Task requirements: Find the number of lines containing the string "this" in the data. Answer with the number by itself.

Entries provided:
----------------

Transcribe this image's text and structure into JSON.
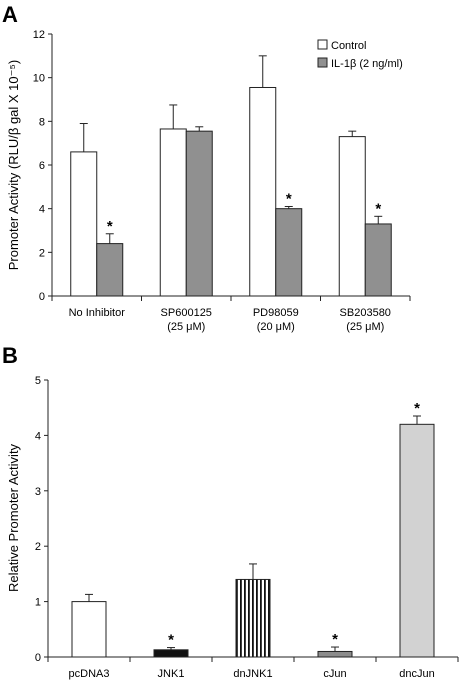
{
  "chart_data": [
    {
      "type": "bar",
      "panel_label": "A",
      "ylabel": "Promoter Activity (RLU/β gal X 10⁻⁵)",
      "ylim": [
        0,
        12
      ],
      "yticks": [
        "0",
        "2",
        "4",
        "6",
        "8",
        "10",
        "12"
      ],
      "categories": [
        [
          "No Inhibitor"
        ],
        [
          "SP600125",
          "(25 μM)"
        ],
        [
          "PD98059",
          "(20 μM)"
        ],
        [
          "SB203580",
          "(25 μM)"
        ]
      ],
      "series": [
        {
          "name": "Control",
          "color": "#ffffff",
          "values": [
            6.6,
            7.65,
            9.55,
            7.3
          ],
          "errors": [
            1.3,
            1.1,
            1.45,
            0.25
          ]
        },
        {
          "name": "IL-1β (2 ng/ml)",
          "color": "#909090",
          "values": [
            2.4,
            7.55,
            4.0,
            3.3
          ],
          "errors": [
            0.45,
            0.2,
            0.1,
            0.35
          ]
        }
      ],
      "significance_marker": "*",
      "significant": [
        [
          false,
          true
        ],
        [
          false,
          false
        ],
        [
          false,
          true
        ],
        [
          false,
          true
        ]
      ],
      "legend_position": "top-right",
      "grid": false
    },
    {
      "type": "bar",
      "panel_label": "B",
      "ylabel": "Relative Promoter Activity",
      "ylim": [
        0,
        5
      ],
      "yticks": [
        "0",
        "1",
        "2",
        "3",
        "4",
        "5"
      ],
      "categories": [
        "pcDNA3",
        "JNK1",
        "dnJNK1",
        "cJun",
        "dncJun"
      ],
      "values": [
        1.0,
        0.13,
        1.4,
        0.1,
        4.2
      ],
      "errors": [
        0.13,
        0.04,
        0.28,
        0.08,
        0.15
      ],
      "fills": [
        "white",
        "black",
        "vertical-stripes",
        "gray",
        "light-gray"
      ],
      "significance_marker": "*",
      "significant": [
        false,
        true,
        false,
        true,
        true
      ],
      "grid": false
    }
  ]
}
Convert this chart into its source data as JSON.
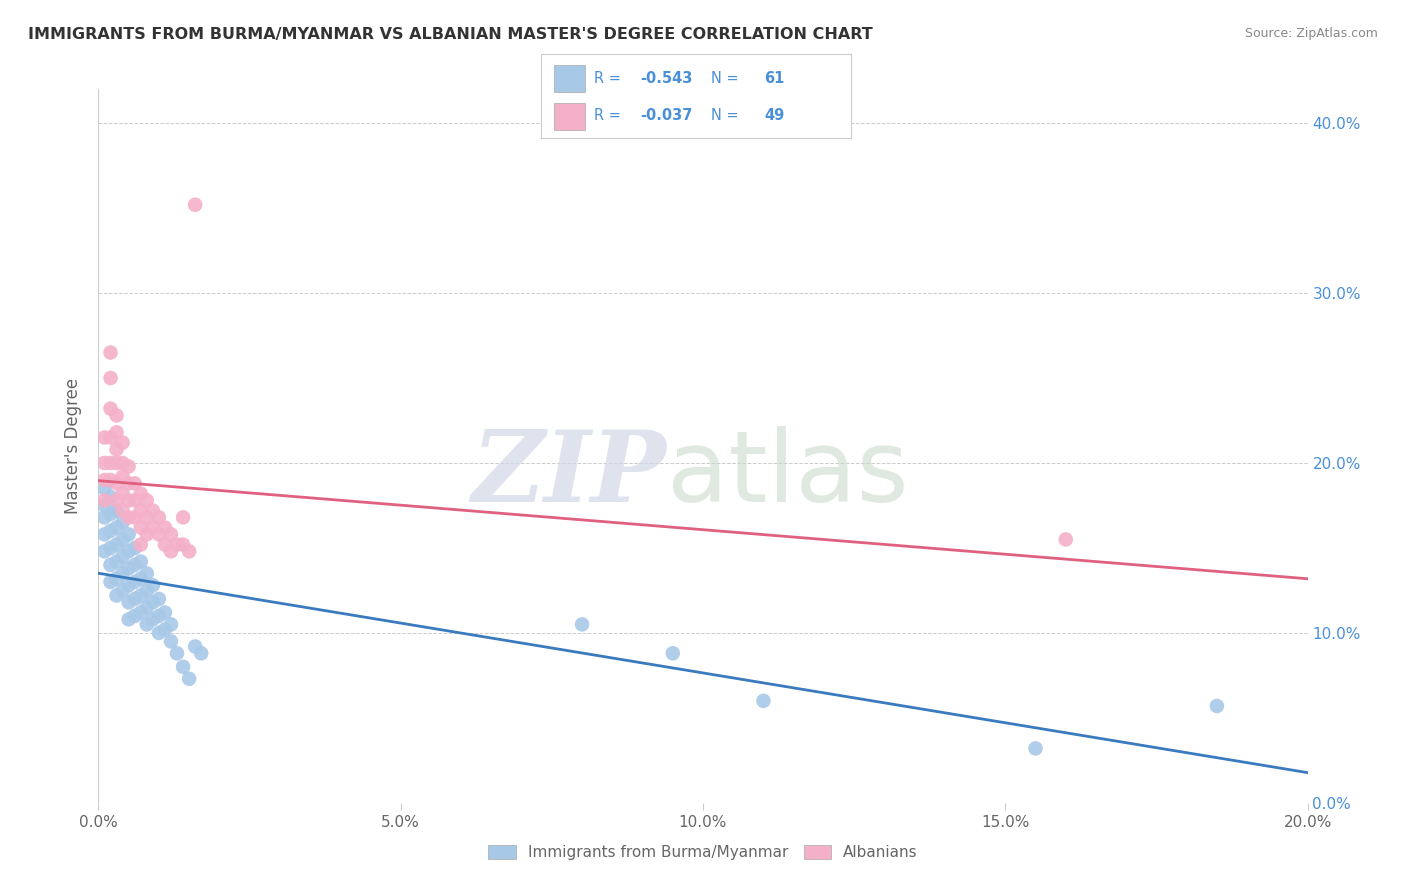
{
  "title": "IMMIGRANTS FROM BURMA/MYANMAR VS ALBANIAN MASTER'S DEGREE CORRELATION CHART",
  "source": "Source: ZipAtlas.com",
  "ylabel": "Master's Degree",
  "xlim": [
    0,
    0.2
  ],
  "ylim": [
    0,
    0.42
  ],
  "xticks": [
    0.0,
    0.05,
    0.1,
    0.15,
    0.2
  ],
  "yticks_right": [
    0.0,
    0.1,
    0.2,
    0.3,
    0.4
  ],
  "blue_R": -0.543,
  "blue_N": 61,
  "pink_R": -0.037,
  "pink_N": 49,
  "blue_color": "#a8c8e8",
  "pink_color": "#f4b0c8",
  "blue_line_color": "#3a7abf",
  "pink_line_color": "#e06080",
  "blue_scatter": [
    [
      0.001,
      0.185
    ],
    [
      0.001,
      0.175
    ],
    [
      0.001,
      0.168
    ],
    [
      0.001,
      0.158
    ],
    [
      0.001,
      0.148
    ],
    [
      0.002,
      0.18
    ],
    [
      0.002,
      0.17
    ],
    [
      0.002,
      0.16
    ],
    [
      0.002,
      0.15
    ],
    [
      0.002,
      0.14
    ],
    [
      0.002,
      0.13
    ],
    [
      0.003,
      0.172
    ],
    [
      0.003,
      0.162
    ],
    [
      0.003,
      0.152
    ],
    [
      0.003,
      0.142
    ],
    [
      0.003,
      0.132
    ],
    [
      0.003,
      0.122
    ],
    [
      0.004,
      0.165
    ],
    [
      0.004,
      0.155
    ],
    [
      0.004,
      0.145
    ],
    [
      0.004,
      0.135
    ],
    [
      0.004,
      0.125
    ],
    [
      0.005,
      0.158
    ],
    [
      0.005,
      0.148
    ],
    [
      0.005,
      0.138
    ],
    [
      0.005,
      0.128
    ],
    [
      0.005,
      0.118
    ],
    [
      0.005,
      0.108
    ],
    [
      0.006,
      0.15
    ],
    [
      0.006,
      0.14
    ],
    [
      0.006,
      0.13
    ],
    [
      0.006,
      0.12
    ],
    [
      0.006,
      0.11
    ],
    [
      0.007,
      0.142
    ],
    [
      0.007,
      0.132
    ],
    [
      0.007,
      0.122
    ],
    [
      0.007,
      0.112
    ],
    [
      0.008,
      0.135
    ],
    [
      0.008,
      0.125
    ],
    [
      0.008,
      0.115
    ],
    [
      0.008,
      0.105
    ],
    [
      0.009,
      0.128
    ],
    [
      0.009,
      0.118
    ],
    [
      0.009,
      0.108
    ],
    [
      0.01,
      0.12
    ],
    [
      0.01,
      0.11
    ],
    [
      0.01,
      0.1
    ],
    [
      0.011,
      0.112
    ],
    [
      0.011,
      0.102
    ],
    [
      0.012,
      0.105
    ],
    [
      0.012,
      0.095
    ],
    [
      0.013,
      0.088
    ],
    [
      0.014,
      0.08
    ],
    [
      0.015,
      0.073
    ],
    [
      0.016,
      0.092
    ],
    [
      0.017,
      0.088
    ],
    [
      0.08,
      0.105
    ],
    [
      0.095,
      0.088
    ],
    [
      0.11,
      0.06
    ],
    [
      0.155,
      0.032
    ],
    [
      0.185,
      0.057
    ]
  ],
  "pink_scatter": [
    [
      0.001,
      0.215
    ],
    [
      0.001,
      0.2
    ],
    [
      0.001,
      0.19
    ],
    [
      0.001,
      0.178
    ],
    [
      0.002,
      0.265
    ],
    [
      0.002,
      0.25
    ],
    [
      0.002,
      0.232
    ],
    [
      0.002,
      0.215
    ],
    [
      0.002,
      0.2
    ],
    [
      0.002,
      0.19
    ],
    [
      0.003,
      0.228
    ],
    [
      0.003,
      0.218
    ],
    [
      0.003,
      0.208
    ],
    [
      0.003,
      0.2
    ],
    [
      0.003,
      0.188
    ],
    [
      0.003,
      0.178
    ],
    [
      0.004,
      0.212
    ],
    [
      0.004,
      0.2
    ],
    [
      0.004,
      0.192
    ],
    [
      0.004,
      0.182
    ],
    [
      0.004,
      0.172
    ],
    [
      0.005,
      0.198
    ],
    [
      0.005,
      0.188
    ],
    [
      0.005,
      0.178
    ],
    [
      0.005,
      0.168
    ],
    [
      0.006,
      0.188
    ],
    [
      0.006,
      0.178
    ],
    [
      0.006,
      0.168
    ],
    [
      0.007,
      0.182
    ],
    [
      0.007,
      0.172
    ],
    [
      0.007,
      0.162
    ],
    [
      0.007,
      0.152
    ],
    [
      0.008,
      0.178
    ],
    [
      0.008,
      0.168
    ],
    [
      0.008,
      0.158
    ],
    [
      0.009,
      0.172
    ],
    [
      0.009,
      0.162
    ],
    [
      0.01,
      0.168
    ],
    [
      0.01,
      0.158
    ],
    [
      0.011,
      0.162
    ],
    [
      0.011,
      0.152
    ],
    [
      0.012,
      0.158
    ],
    [
      0.012,
      0.148
    ],
    [
      0.013,
      0.152
    ],
    [
      0.014,
      0.168
    ],
    [
      0.014,
      0.152
    ],
    [
      0.015,
      0.148
    ],
    [
      0.16,
      0.155
    ],
    [
      0.016,
      0.352
    ]
  ],
  "watermark_zip": "ZIP",
  "watermark_atlas": "atlas",
  "legend_entries": [
    {
      "label": "Immigrants from Burma/Myanmar",
      "color": "#a8c8e8"
    },
    {
      "label": "Albanians",
      "color": "#f4b0c8"
    }
  ]
}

----------------

Task result: 2